◆ **INSTRUCTIONS TO FOLLOW**: Produce an exact copy of all the data below, dropping every image.

....

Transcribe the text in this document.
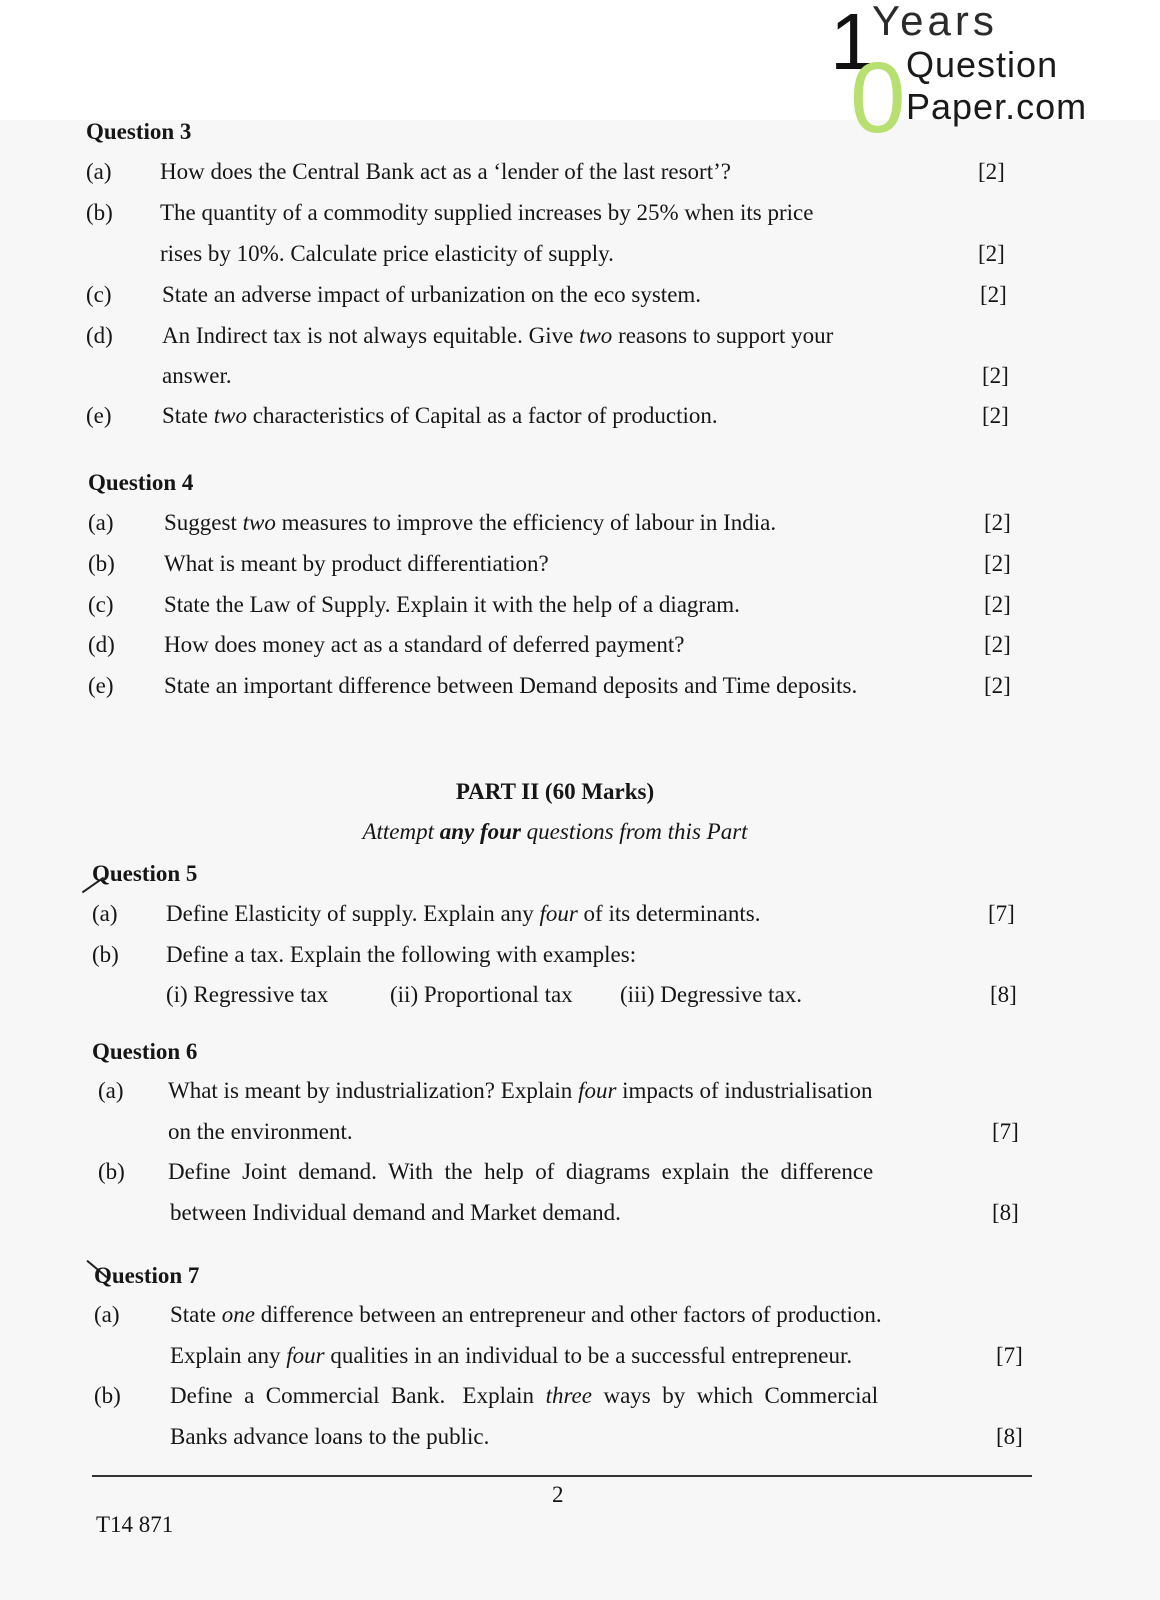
1
0
Years
Question
Paper.com
Question 3
(a) How does the Central Bank act as a ‘lender of the last resort’?	[2]
(b) The quantity of a commodity supplied increases by 25% when its price
rises by 10%. Calculate price elasticity of supply.	[2]
(c) State an adverse impact of urbanization on the eco system.	[2]
(d) An Indirect tax is not always equitable. Give two reasons to support your
answer.	[2]
(e) State two characteristics of Capital as a factor of production.	[2]
Question 4
(a) Suggest two measures to improve the efficiency of labour in India.	[2]
(b) What is meant by product differentiation?	[2]
(c) State the Law of Supply. Explain it with the help of a diagram.	[2]
(d) How does money act as a standard of deferred payment?	[2]
(e) State an important difference between Demand deposits and Time deposits.	[2]
PART II (60 Marks)
Attempt any four questions from this Part
Question 5
(a) Define Elasticity of supply. Explain any four of its determinants.	[7]
(b) Define a tax. Explain the following with examples:
(i) Regressive tax	(ii) Proportional tax (iii) Degressive tax.	[8]
Question 6
(a) What is meant by industrialization? Explain four impacts of industrialisation
on the environment.	[7]
(b) Define  Joint  demand.  With  the  help  of  diagrams  explain  the  difference
between Individual demand and Market demand.	[8]
Question 7
(a) State one difference between an entrepreneur and other factors of production.
Explain any four qualities in an individual to be a successful entrepreneur.	[7]
(b) Define  a  Commercial  Bank.   Explain  three  ways  by  which  Commercial
Banks advance loans to the public.	[8]
2
T14 871
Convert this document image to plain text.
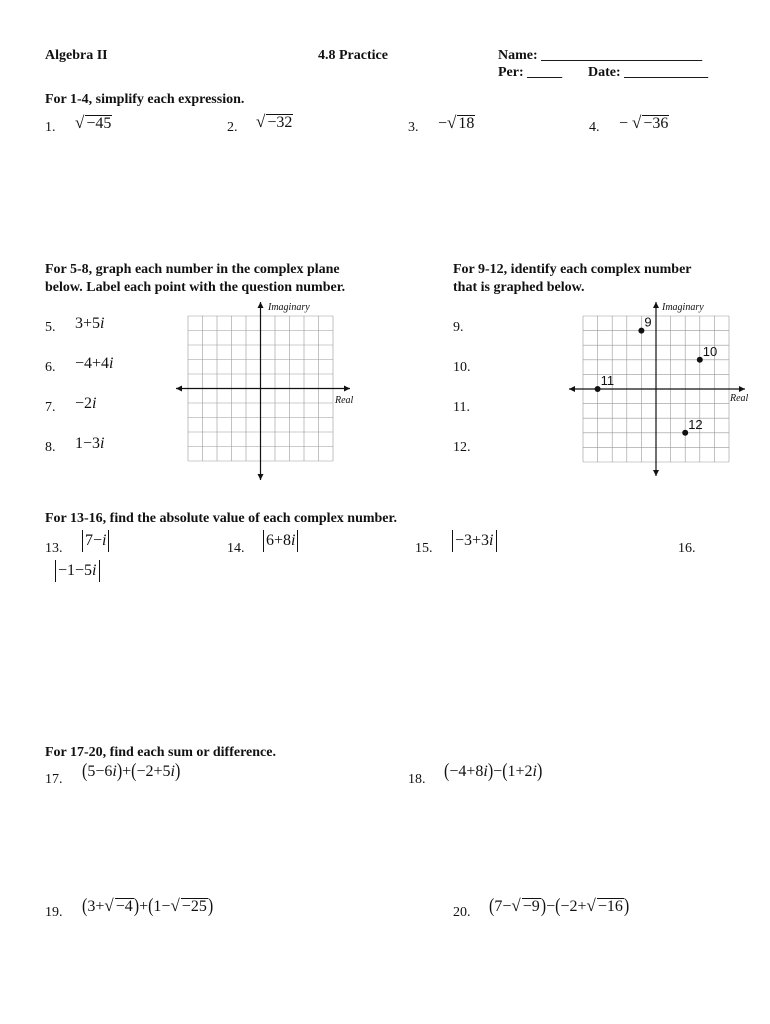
Algebra II	4.8 Practice	Name: _______________________
Per: _____ Date: ____________
For 1-4, simplify each expression.
1. √ −45	2. √ −32	3. −√ 18	4. − √ −36
For 5-8, graph each number in the complex plane
below. Label each point with the question number.
5. 3+5i
6. −4+4i
7. −2i
8. 1−3i
Imaginary
Real
For 9-12, identify each complex number
that is graphed below.
9.
10.
11.
12.
9
10
11
12
Imaginary
Real
For 13-16, find the absolute value of each complex number.
13. 7−i	14. 6+8i	15. −3+3i	16.
−1−5i
For 17-20, find each sum or difference.
17. (5−6i)+(−2+5i)	18. (−4+8i)−(1+2i)
19. (3+√ −4)+(1−√ −25)	20. (7−√ −9)−(−2+√ −16)
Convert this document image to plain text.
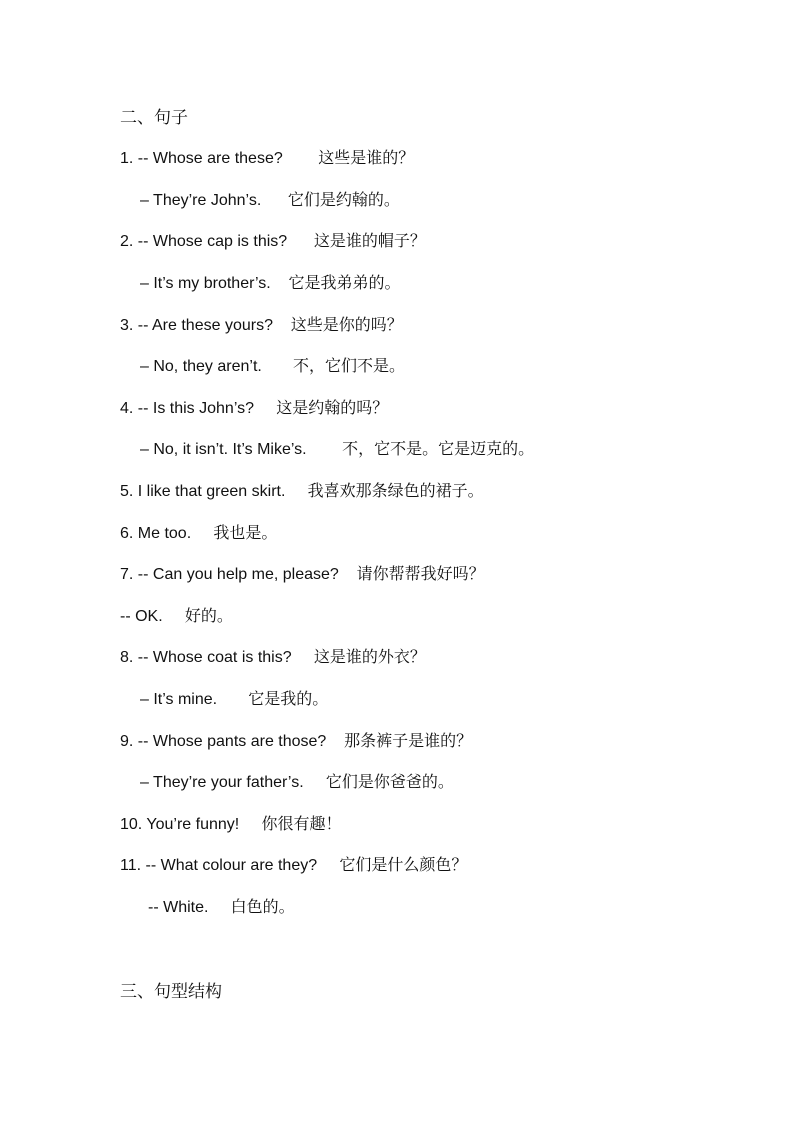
二、句子
1. -- Whose are these?        这些是谁的？
– They’re John’s.      它们是约翰的。
2. -- Whose cap is this?      这是谁的帽子？
– It’s my brother’s.    它是我弟弟的。
3. -- Are these yours?    这些是你的吗？
– No, they aren’t.       不，它们不是。
4. -- Is this John’s?     这是约翰的吗？
– No, it isn’t. It’s Mike’s.        不，它不是。它是迈克的。
5. I like that green skirt.     我喜欢那条绿色的裙子。
6. Me too.     我也是。
7. -- Can you help me, please?    请你帮帮我好吗？
-- OK.     好的。
8. -- Whose coat is this?     这是谁的外衣？
– It’s mine.       它是我的。
9. -- Whose pants are those?    那条裤子是谁的？
– They’re your father’s.     它们是你爸爸的。
10. You’re funny!     你很有趣！
11. -- What colour are they?     它们是什么颜色？
-- White.     白色的。
三、句型结构
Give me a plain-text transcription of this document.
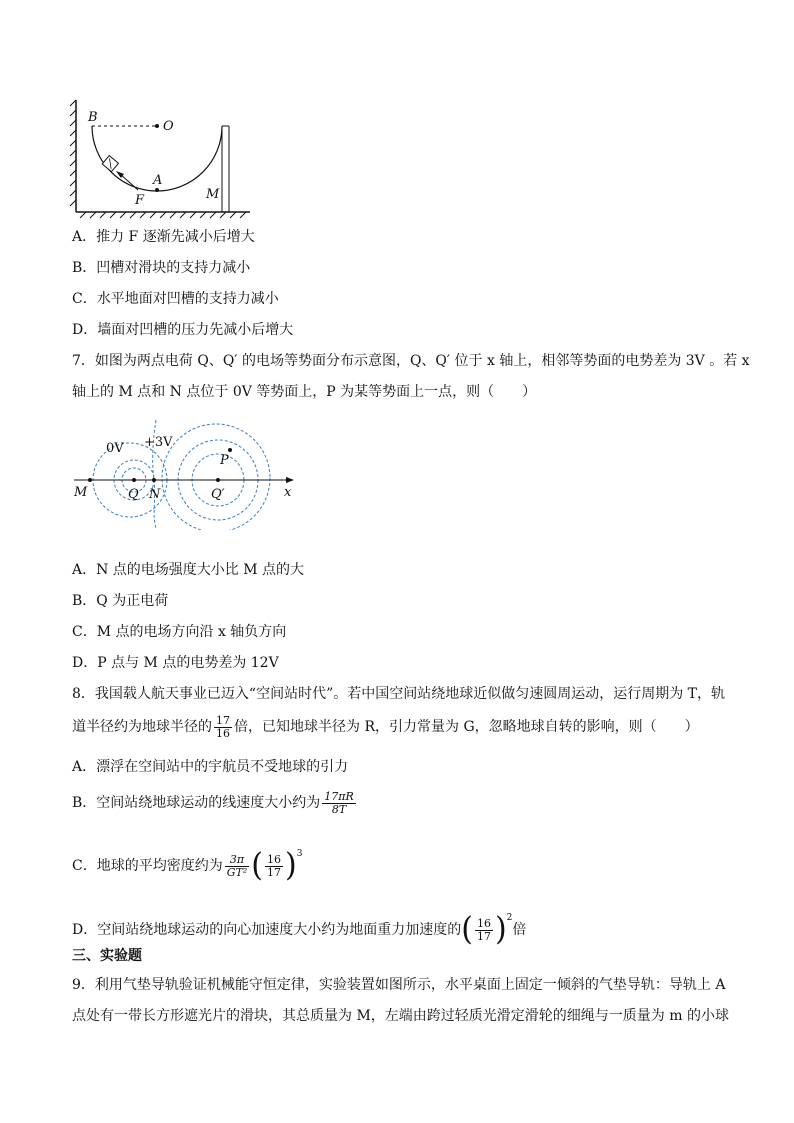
B
O
A
F	M
A．推力 F 逐渐先减小后增大
B．凹槽对滑块的支持力减小
C．水平地面对凹槽的支持力减小
D．墙面对凹槽的压力先减小后增大
7．如图为两点电荷 Q、Q′ 的电场等势面分布示意图，Q、Q′ 位于 x 轴上，相邻等势面的电势差为 3V 。若 x
轴上的 M 点和 N 点位于 0V 等势面上，P 为某等势面上一点，则（　　）
0V +3V
P
M	Q N	Q′	x
A．N 点的电场强度大小比 M 点的大
B．Q 为正电荷
C．M 点的电场方向沿 x 轴负方向
D．P 点与 M 点的电势差为 12V
8．我国载人航天事业已迈入“空间站时代”。若中国空间站绕地球近似做匀速圆周运动，运行周期为 T，轨
道半径约为地球半径的 $\frac{17}{16}$ 倍，已知地球半径为 R，引力常量为 G，忽略地球自转的影响，则（　　）
A．漂浮在空间站中的宇航员不受地球的引力
B．空间站绕地球运动的线速度大小约为 $\frac{17\pi R}{8T}$
C．地球的平均密度约为 $\frac{3\pi}{\text{GT²}}$ ( $\frac{16}{17} )^3$
D．空间站绕地球运动的向心加速度大小约为地面重力加速度的( $\frac{16}{17} )^2$倍
三、实验题
9．利用气垫导轨验证机械能守恒定律，实验装置如图所示，水平桌面上固定一倾斜的气垫导轨：导轨上 A
点处有一带长方形遮光片的滑块，其总质量为 M，左端由跨过轻质光滑定滑轮的细绳与一质量为 m 的小球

....

◆ **EXPECTED OUTPUT**:
Transcribe the text in this document.
1
0
Years
Question
Paper.com
Question 3
(a) How does the Central Bank act as a ‘lender of the last resort’?	[2]
(b) The quantity of a commodity supplied increases by 25% when its price
rises by 10%. Calculate price elasticity of supply.	[2]
(c) State an adverse impact of urbanization on the eco system.	[2]
(d) An Indirect tax is not always equitable. Give two reasons to support your
answer.	[2]
(e) State two characteristics of Capital as a factor of production.	[2]
Question 4
(a) Suggest two measures to improve the efficiency of labour in India.	[2]
(b) What is meant by product differentiation?	[2]
(c) State the Law of Supply. Explain it with the help of a diagram.	[2]
(d) How does money act as a standard of deferred payment?	[2]
(e) State an important difference between Demand deposits and Time deposits.	[2]
PART II (60 Marks)
Attempt any four questions from this Part
Question 5
(a) Define Elasticity of supply. Explain any four of its determinants.	[7]
(b) Define a tax. Explain the following with examples:
(i) Regressive tax	(ii) Proportional tax (iii) Degressive tax.	[8]
Question 6
(a) What is meant by industrialization? Explain four impacts of industrialisation
on the environment.	[7]
(b) Define  Joint  demand.  With  the  help  of  diagrams  explain  the  difference
between Individual demand and Market demand.	[8]
Question 7
(a) State one difference between an entrepreneur and other factors of production.
Explain any four qualities in an individual to be a successful entrepreneur.	[7]
(b) Define  a  Commercial  Bank.   Explain  three  ways  by  which  Commercial
Banks advance loans to the public.	[8]
2
T14 871
Convert this document image to plain text.
Algebra II	4.8 Practice	Name: _______________________
Per: _____ Date: ____________
For 1-4, simplify each expression.
1. √ −45	2. √ −32	3. −√ 18	4. − √ −36
For 5-8, graph each number in the complex plane
below. Label each point with the question number.
5. 3+5i
6. −4+4i
7. −2i
8. 1−3i
Imaginary
Real
For 9-12, identify each complex number
that is graphed below.
9.
10.
11.
12.
9
10
11
12
Imaginary
Real
For 13-16, find the absolute value of each complex number.
13. 7−i	14. 6+8i	15. −3+3i	16.
−1−5i
For 17-20, find each sum or difference.
17. (5−6i)+(−2+5i)	18. (−4+8i)−(1+2i)
19. (3+√ −4)+(1−√ −25)	20. (7−√ −9)−(−2+√ −16)
Convert this document image to plain text.
二、句子
1. -- Whose are these?        这些是谁的？
– They’re John’s.      它们是约翰的。
2. -- Whose cap is this?      这是谁的帽子？
– It’s my brother’s.    它是我弟弟的。
3. -- Are these yours?    这些是你的吗？
– No, they aren’t.       不，它们不是。
4. -- Is this John’s?     这是约翰的吗？
– No, it isn’t. It’s Mike’s.        不，它不是。它是迈克的。
5. I like that green skirt.     我喜欢那条绿色的裙子。
6. Me too.     我也是。
7. -- Can you help me, please?    请你帮帮我好吗？
-- OK.     好的。
8. -- Whose coat is this?     这是谁的外衣？
– It’s mine.       它是我的。
9. -- Whose pants are those?    那条裤子是谁的？
– They’re your father’s.     它们是你爸爸的。
10. You’re funny!     你很有趣！
11. -- What colour are they?     它们是什么颜色？
-- White.     白色的。
三、句型结构
Give me a plain-text transcription of this document.
B
O
A
F	M
A．推力 F 逐渐先减小后增大
B．凹槽对滑块的支持力减小
C．水平地面对凹槽的支持力减小
D．墙面对凹槽的压力先减小后增大
7．如图为两点电荷 Q、Q′ 的电场等势面分布示意图，Q、Q′ 位于 x 轴上，相邻等势面的电势差为 3V 。若 x
轴上的 M 点和 N 点位于 0V 等势面上，P 为某等势面上一点，则（　　）
0V +3V
P
M	Q N	Q′	x
A．N 点的电场强度大小比 M 点的大
B．Q 为正电荷
C．M 点的电场方向沿 x 轴负方向
D．P 点与 M 点的电势差为 12V
8．我国载人航天事业已迈入“空间站时代”。若中国空间站绕地球近似做匀速圆周运动，运行周期为 T，轨
道半径约为地球半径的 $\frac{17}{16}$ 倍，已知地球半径为 R，引力常量为 G，忽略地球自转的影响，则（　　）
A．漂浮在空间站中的宇航员不受地球的引力
B．空间站绕地球运动的线速度大小约为 $\frac{17\pi R}{8T}$
C．地球的平均密度约为 $\frac{3\pi}{\text{GT²}}$ ( $\frac{16}{17} )^3$
D．空间站绕地球运动的向心加速度大小约为地面重力加速度的( $\frac{16}{17} )^2$倍
三、实验题
9．利用气垫导轨验证机械能守恒定律，实验装置如图所示，水平桌面上固定一倾斜的气垫导轨：导轨上 A
点处有一带长方形遮光片的滑块，其总质量为 M，左端由跨过轻质光滑定滑轮的细绳与一质量为 m 的小球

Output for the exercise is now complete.